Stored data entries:
··········
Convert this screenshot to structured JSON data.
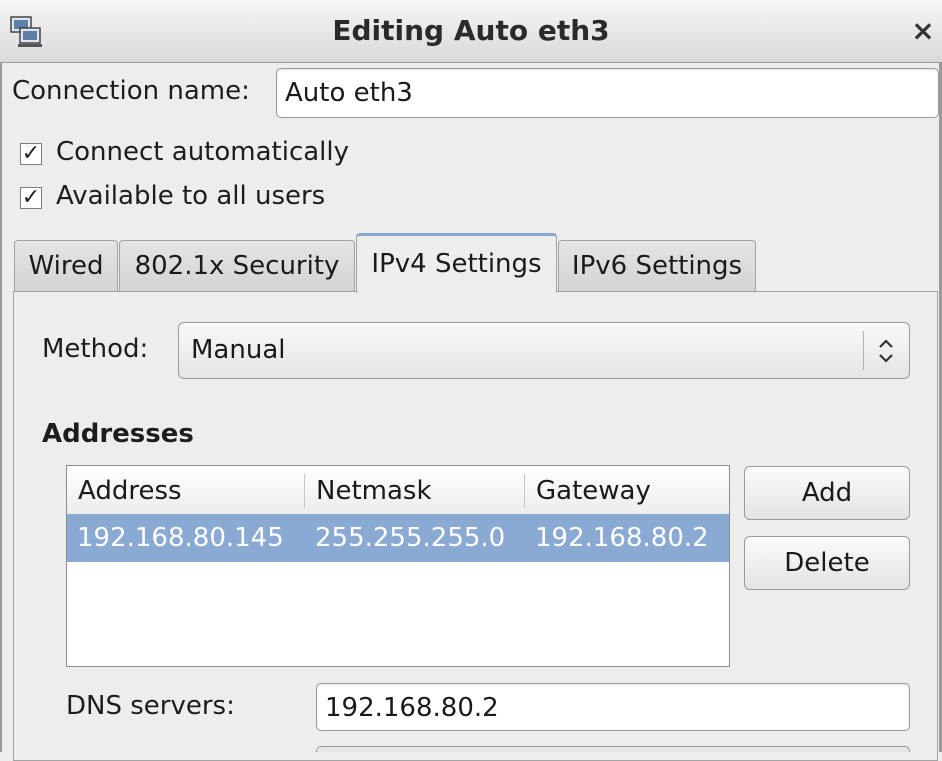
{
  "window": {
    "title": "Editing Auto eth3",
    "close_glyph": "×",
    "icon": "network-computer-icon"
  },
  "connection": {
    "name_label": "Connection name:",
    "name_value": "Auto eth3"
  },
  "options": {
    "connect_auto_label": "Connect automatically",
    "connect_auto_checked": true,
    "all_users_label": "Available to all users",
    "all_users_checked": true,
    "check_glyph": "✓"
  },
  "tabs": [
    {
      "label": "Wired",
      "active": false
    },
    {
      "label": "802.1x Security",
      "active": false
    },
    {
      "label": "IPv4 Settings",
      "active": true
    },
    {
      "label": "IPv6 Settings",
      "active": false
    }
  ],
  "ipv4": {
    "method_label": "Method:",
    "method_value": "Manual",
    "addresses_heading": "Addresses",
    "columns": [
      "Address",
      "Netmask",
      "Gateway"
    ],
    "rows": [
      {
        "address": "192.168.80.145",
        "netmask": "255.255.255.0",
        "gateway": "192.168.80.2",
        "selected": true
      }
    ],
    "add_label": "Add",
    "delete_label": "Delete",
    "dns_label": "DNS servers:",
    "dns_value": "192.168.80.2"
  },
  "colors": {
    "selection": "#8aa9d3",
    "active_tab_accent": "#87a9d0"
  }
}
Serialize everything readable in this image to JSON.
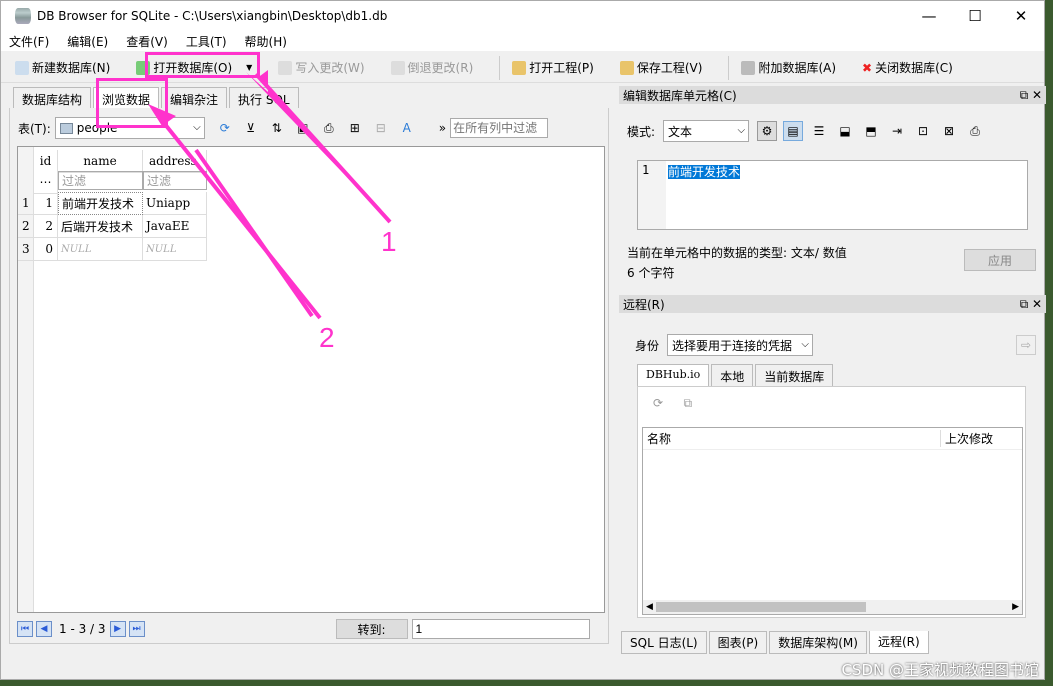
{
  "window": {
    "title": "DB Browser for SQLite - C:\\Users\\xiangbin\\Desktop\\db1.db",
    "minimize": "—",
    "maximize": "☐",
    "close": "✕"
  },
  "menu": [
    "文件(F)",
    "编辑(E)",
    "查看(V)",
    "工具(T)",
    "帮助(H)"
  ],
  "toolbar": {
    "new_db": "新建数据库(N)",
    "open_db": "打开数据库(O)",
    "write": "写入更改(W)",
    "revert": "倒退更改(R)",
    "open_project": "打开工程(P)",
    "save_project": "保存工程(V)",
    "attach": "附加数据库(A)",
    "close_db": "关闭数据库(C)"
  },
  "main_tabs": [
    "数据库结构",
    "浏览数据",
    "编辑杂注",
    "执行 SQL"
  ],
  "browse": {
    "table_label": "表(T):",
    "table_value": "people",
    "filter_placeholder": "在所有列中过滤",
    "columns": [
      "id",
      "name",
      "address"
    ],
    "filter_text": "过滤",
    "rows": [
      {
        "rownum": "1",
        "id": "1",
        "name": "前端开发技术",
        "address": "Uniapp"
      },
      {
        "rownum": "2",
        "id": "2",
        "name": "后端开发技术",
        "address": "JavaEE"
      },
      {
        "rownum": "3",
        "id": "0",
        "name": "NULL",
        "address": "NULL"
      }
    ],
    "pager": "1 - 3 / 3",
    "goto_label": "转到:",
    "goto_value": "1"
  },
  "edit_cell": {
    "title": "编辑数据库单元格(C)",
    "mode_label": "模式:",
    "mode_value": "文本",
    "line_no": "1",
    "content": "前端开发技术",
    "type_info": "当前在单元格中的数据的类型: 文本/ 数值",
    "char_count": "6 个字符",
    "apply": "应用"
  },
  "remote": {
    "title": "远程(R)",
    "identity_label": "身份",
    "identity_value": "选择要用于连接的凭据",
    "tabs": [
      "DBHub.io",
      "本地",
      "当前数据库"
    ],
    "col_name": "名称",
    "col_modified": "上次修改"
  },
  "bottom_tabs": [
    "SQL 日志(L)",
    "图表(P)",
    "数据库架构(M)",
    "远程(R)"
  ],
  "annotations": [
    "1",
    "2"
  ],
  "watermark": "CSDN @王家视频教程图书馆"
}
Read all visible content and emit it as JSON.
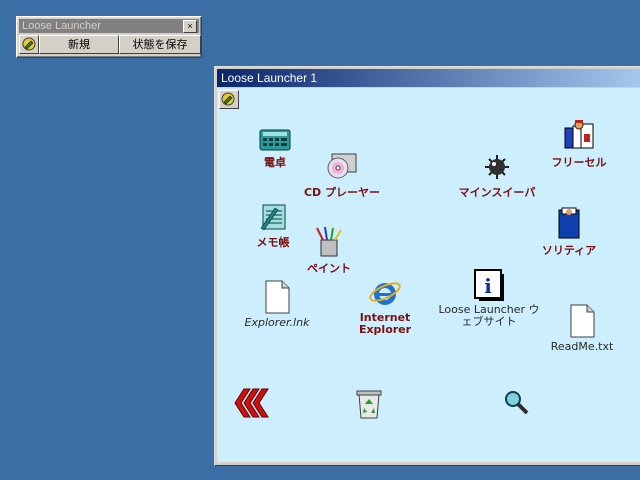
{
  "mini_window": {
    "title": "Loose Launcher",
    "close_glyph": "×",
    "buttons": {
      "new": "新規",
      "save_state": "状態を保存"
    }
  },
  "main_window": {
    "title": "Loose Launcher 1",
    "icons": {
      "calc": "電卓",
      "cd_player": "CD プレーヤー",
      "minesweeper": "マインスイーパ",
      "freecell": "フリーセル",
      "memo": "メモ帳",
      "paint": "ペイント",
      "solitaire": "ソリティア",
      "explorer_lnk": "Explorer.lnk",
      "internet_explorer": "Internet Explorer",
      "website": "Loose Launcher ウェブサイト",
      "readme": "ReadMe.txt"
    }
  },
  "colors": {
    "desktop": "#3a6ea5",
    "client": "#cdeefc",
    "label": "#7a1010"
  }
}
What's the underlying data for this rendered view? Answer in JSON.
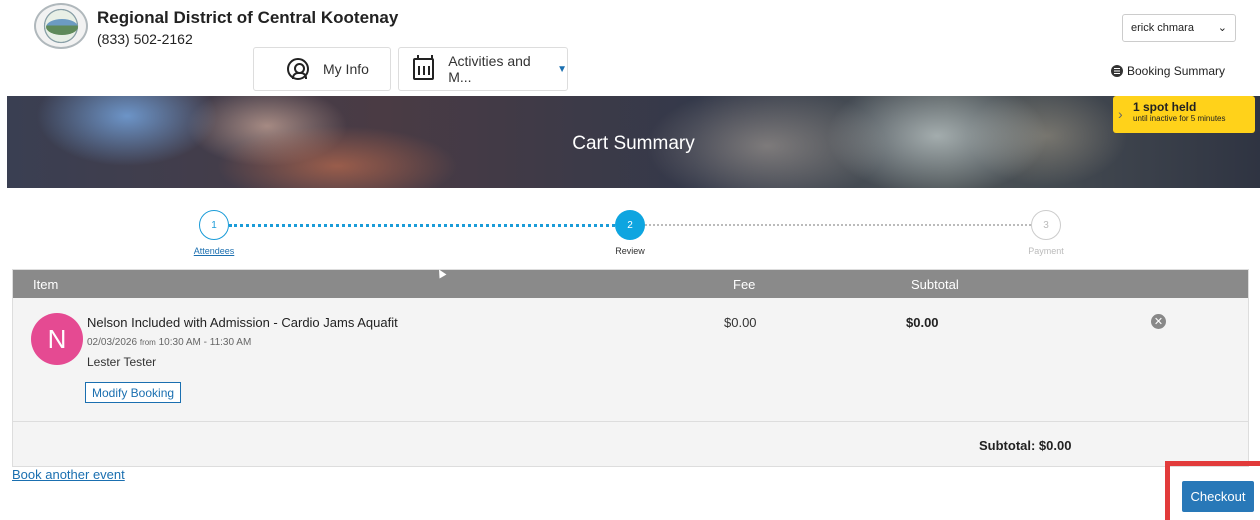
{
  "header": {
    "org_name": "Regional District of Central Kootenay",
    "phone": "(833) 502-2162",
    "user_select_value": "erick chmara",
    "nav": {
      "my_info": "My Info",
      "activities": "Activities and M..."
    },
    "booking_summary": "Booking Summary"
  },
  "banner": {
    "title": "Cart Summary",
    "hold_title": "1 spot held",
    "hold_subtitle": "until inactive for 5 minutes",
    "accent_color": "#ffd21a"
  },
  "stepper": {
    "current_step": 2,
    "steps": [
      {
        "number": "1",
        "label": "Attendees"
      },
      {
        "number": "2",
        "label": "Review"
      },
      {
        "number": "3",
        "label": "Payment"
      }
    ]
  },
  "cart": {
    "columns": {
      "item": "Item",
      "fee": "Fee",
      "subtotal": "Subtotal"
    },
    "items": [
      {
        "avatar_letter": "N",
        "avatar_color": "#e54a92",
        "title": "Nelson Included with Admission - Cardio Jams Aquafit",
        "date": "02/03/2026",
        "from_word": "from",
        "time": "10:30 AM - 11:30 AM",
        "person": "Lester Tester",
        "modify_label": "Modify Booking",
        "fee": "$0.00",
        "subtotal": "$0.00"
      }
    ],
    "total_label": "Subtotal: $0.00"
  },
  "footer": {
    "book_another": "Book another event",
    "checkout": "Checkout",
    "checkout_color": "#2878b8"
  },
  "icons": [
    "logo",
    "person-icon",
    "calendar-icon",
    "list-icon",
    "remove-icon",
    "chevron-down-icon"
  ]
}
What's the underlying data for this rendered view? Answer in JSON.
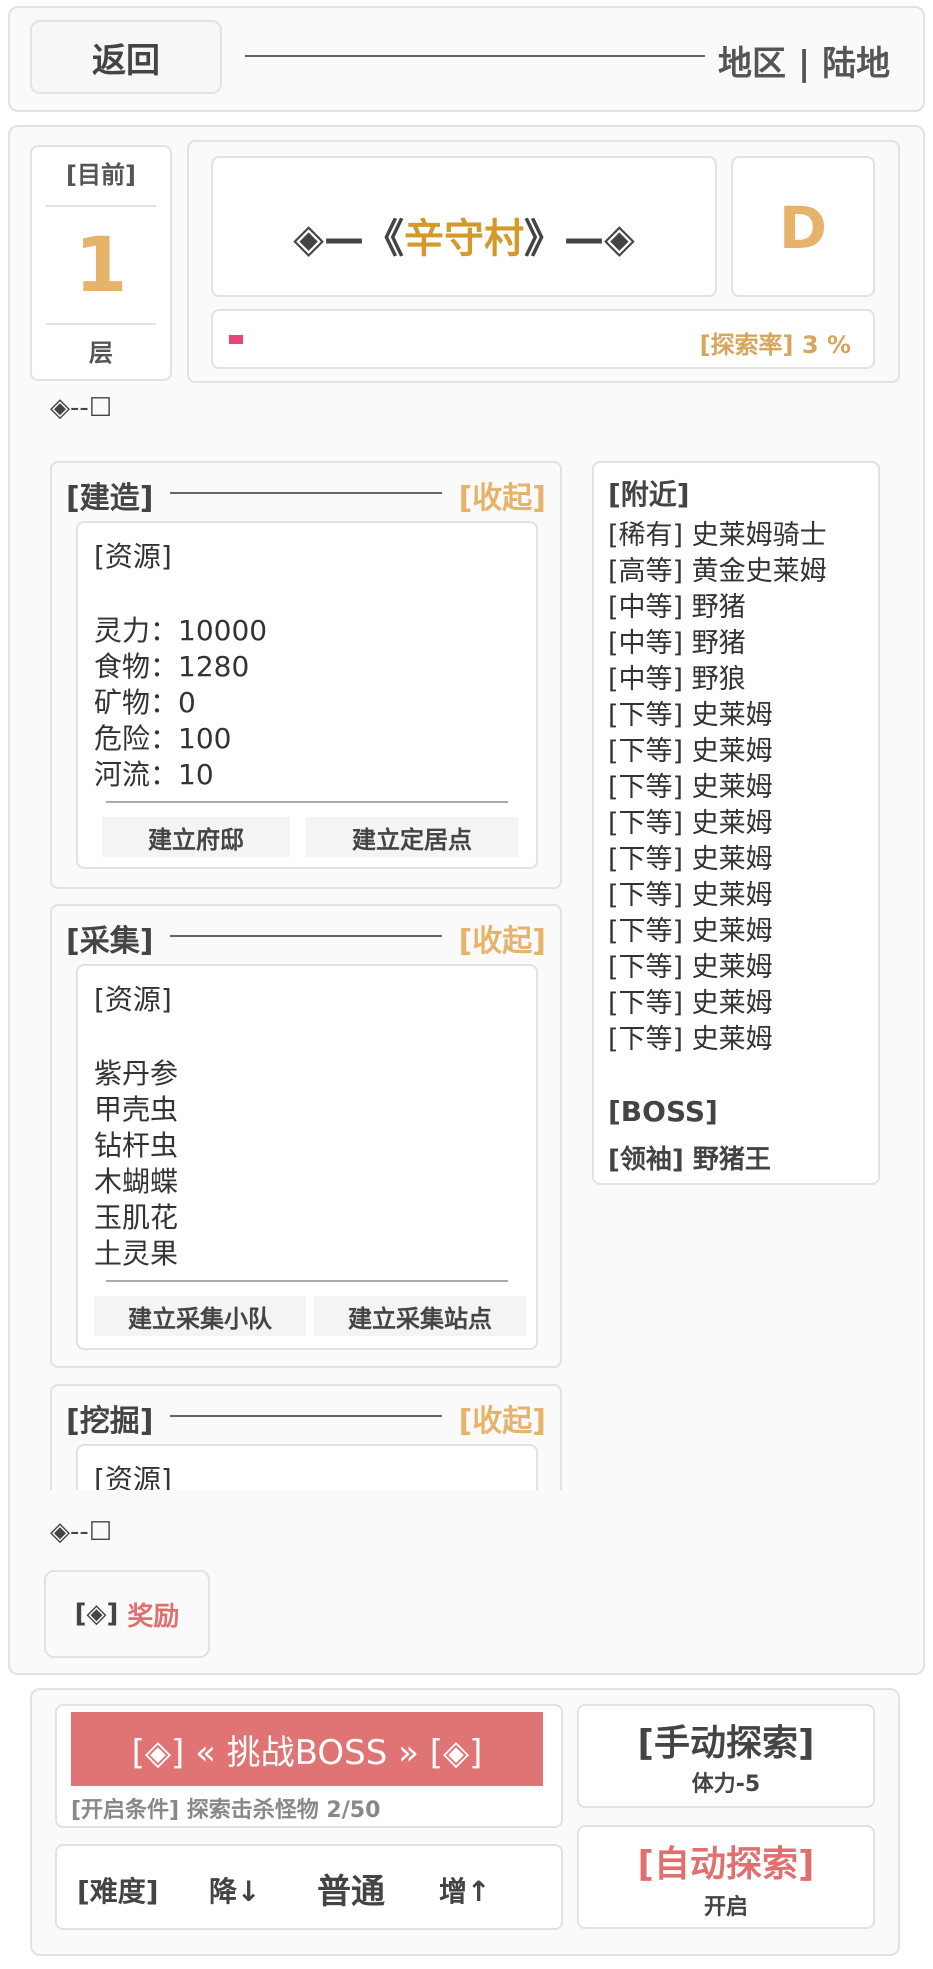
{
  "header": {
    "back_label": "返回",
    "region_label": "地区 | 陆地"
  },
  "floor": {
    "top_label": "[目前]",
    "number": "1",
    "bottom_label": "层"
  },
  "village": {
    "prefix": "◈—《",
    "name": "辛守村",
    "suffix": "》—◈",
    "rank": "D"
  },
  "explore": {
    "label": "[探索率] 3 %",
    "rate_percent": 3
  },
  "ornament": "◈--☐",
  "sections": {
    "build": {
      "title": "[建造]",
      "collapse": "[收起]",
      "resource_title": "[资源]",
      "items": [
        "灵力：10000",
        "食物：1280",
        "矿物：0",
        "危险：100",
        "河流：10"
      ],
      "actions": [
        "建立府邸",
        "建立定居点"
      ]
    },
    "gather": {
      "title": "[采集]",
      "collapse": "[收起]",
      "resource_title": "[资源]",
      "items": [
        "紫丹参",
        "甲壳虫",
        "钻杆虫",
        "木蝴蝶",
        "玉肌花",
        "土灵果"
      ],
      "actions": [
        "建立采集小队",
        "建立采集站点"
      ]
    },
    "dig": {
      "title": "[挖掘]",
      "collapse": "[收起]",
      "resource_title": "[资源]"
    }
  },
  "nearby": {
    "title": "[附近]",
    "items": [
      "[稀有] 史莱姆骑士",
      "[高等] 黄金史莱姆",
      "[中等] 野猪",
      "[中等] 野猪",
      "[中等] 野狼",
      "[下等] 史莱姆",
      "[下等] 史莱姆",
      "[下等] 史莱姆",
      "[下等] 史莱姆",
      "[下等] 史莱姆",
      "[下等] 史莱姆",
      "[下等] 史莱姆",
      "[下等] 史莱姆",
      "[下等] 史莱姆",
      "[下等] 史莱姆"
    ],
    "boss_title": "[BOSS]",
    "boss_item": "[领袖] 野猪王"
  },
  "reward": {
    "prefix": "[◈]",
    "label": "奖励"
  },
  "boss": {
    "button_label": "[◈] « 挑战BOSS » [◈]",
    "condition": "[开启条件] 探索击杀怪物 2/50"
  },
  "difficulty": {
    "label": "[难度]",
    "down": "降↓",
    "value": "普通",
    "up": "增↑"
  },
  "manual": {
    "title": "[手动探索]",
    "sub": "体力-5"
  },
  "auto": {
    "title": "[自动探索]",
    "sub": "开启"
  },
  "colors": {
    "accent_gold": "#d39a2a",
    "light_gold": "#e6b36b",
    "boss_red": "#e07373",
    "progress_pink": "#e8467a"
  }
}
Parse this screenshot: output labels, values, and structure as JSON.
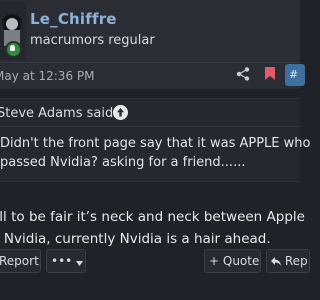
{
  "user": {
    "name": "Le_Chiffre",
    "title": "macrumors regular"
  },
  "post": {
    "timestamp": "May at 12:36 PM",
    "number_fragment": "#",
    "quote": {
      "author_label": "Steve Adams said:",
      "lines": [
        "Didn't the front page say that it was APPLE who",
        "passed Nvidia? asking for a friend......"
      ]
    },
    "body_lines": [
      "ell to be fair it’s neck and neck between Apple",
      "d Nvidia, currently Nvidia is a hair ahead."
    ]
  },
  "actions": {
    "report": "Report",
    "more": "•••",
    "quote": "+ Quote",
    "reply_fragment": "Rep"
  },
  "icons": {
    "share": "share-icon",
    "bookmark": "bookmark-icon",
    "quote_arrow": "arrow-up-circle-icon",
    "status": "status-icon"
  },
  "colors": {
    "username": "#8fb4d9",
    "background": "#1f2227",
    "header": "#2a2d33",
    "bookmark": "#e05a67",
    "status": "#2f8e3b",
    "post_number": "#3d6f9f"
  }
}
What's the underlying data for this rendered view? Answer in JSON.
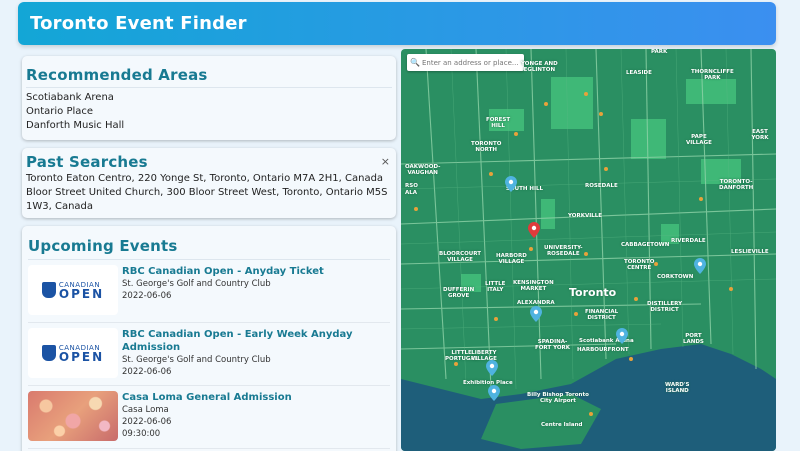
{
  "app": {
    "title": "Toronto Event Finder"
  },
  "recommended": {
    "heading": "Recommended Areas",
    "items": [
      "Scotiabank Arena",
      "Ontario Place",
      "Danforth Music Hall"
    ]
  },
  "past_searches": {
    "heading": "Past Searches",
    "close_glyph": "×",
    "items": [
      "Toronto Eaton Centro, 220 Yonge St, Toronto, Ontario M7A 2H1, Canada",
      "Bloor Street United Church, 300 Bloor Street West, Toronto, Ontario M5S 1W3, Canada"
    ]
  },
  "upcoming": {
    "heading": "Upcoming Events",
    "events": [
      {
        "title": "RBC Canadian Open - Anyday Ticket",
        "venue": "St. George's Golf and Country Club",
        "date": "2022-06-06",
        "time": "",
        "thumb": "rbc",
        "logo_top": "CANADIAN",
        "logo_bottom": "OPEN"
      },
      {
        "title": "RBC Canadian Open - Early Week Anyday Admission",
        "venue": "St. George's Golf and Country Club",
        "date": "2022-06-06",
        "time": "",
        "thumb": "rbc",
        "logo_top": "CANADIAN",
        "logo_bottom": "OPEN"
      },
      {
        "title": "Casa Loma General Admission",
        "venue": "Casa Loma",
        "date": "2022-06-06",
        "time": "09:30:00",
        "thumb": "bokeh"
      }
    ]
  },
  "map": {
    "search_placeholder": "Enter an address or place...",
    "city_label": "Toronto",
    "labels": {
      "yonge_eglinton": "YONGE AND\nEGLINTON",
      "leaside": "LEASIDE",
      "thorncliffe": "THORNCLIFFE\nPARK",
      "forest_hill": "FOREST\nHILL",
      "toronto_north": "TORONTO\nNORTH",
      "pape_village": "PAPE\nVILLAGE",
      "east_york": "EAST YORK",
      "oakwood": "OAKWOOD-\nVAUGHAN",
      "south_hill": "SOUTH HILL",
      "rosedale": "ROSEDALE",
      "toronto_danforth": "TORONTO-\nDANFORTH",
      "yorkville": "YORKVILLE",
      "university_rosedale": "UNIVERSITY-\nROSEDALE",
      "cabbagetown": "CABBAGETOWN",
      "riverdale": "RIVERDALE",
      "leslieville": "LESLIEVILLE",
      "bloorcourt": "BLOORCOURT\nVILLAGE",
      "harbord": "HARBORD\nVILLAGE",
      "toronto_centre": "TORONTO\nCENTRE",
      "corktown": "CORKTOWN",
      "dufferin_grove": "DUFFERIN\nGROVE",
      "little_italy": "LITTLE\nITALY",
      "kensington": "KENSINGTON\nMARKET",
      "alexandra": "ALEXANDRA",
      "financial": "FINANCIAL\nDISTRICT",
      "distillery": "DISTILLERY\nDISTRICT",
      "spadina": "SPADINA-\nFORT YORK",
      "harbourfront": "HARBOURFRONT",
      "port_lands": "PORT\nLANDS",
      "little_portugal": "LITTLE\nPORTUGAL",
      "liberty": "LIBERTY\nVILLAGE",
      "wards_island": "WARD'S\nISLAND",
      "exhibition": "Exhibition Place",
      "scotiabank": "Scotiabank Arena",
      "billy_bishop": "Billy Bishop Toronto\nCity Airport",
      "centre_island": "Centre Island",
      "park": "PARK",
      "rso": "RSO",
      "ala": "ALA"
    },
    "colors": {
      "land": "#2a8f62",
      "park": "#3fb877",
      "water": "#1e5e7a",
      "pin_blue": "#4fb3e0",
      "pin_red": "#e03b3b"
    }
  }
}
··········
STATED GOAL => Copy out every line of the data that includes the word "true".

ANSWER =>
    "connect_auto_checked": true,
    "all_users_checked": true,
      "active": true
        "selected": true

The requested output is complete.